STATED TASK
Copy the material from its start through the line containing "- rank-label-8: 8: [0, 13, 10, 46]", switching "component" to "widget" and leaving everything else unchanged.

RECORDS
○ ○ ○ ○ ○
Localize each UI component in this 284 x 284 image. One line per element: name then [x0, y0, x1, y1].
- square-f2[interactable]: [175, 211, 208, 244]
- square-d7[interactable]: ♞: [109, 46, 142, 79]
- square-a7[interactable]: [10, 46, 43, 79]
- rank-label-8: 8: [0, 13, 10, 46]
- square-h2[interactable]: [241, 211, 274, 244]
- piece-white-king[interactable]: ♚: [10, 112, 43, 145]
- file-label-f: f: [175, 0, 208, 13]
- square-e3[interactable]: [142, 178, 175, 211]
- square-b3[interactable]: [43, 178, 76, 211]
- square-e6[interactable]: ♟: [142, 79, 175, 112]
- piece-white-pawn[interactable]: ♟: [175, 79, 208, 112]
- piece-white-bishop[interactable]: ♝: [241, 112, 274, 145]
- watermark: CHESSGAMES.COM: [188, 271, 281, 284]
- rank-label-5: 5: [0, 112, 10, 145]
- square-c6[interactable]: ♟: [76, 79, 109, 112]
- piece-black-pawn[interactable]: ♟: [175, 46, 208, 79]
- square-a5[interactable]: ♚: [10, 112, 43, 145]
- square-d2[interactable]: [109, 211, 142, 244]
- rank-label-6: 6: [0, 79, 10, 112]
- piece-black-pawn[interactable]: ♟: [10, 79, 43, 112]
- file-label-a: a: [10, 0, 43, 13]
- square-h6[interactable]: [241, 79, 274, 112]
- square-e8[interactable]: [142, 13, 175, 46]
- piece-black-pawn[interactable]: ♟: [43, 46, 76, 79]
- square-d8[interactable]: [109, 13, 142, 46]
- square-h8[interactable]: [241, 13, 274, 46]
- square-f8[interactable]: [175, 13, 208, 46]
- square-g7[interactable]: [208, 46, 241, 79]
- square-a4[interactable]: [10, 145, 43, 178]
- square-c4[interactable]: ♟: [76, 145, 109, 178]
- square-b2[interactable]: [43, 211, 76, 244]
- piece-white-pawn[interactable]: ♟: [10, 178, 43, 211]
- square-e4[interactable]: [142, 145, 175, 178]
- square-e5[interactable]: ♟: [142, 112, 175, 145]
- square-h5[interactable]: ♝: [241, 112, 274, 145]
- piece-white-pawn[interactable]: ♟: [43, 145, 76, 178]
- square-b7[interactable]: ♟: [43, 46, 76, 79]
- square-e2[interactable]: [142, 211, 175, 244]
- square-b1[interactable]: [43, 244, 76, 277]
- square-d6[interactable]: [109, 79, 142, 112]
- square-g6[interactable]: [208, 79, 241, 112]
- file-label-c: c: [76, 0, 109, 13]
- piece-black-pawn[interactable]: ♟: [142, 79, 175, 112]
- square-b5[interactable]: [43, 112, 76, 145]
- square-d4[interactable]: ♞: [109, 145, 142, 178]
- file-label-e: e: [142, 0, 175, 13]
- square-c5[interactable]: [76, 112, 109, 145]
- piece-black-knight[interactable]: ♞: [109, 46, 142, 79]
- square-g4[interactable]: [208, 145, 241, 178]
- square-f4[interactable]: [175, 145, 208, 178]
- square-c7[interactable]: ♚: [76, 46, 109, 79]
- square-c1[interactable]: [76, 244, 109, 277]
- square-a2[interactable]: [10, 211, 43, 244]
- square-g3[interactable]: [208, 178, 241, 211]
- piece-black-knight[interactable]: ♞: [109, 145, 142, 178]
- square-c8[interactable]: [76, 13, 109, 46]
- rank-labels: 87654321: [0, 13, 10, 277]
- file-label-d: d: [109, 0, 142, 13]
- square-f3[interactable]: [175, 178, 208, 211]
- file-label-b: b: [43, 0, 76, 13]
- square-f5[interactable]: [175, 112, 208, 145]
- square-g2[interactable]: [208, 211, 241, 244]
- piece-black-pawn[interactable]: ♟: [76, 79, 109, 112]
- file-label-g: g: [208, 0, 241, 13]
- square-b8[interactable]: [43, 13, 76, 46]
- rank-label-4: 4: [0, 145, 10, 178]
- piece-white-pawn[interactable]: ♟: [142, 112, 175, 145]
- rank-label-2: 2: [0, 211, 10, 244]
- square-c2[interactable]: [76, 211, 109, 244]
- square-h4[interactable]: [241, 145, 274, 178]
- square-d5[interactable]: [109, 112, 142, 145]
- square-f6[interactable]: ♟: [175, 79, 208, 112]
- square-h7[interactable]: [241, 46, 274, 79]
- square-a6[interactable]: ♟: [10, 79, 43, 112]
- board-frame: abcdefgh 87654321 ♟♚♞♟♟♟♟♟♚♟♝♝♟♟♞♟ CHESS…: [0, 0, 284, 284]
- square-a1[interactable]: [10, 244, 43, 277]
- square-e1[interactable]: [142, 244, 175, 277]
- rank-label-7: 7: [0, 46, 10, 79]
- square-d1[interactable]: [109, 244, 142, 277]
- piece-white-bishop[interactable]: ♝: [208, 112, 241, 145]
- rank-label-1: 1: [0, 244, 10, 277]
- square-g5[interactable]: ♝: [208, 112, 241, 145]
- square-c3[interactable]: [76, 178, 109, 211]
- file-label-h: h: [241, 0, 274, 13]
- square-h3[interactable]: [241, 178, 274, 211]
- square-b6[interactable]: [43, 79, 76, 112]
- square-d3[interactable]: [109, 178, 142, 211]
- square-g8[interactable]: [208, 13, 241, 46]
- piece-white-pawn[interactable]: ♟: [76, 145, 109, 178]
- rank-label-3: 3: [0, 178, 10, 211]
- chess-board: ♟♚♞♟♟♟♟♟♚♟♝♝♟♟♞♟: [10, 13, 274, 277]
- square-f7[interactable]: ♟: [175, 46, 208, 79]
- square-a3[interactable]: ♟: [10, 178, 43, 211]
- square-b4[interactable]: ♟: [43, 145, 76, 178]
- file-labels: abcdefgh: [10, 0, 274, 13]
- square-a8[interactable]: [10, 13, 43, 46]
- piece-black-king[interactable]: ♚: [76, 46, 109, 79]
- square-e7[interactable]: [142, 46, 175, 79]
○ ○ ○ ○ ○
RESPONSE TO THIS EXERCISE
Localize each UI widget in this 284 x 284 image. One line per element: name then [x0, y0, x1, y1].
- square-f2[interactable]: [175, 211, 208, 244]
- square-d7[interactable]: ♞: [109, 46, 142, 79]
- square-a7[interactable]: [10, 46, 43, 79]
- rank-label-8: 8: [0, 13, 10, 46]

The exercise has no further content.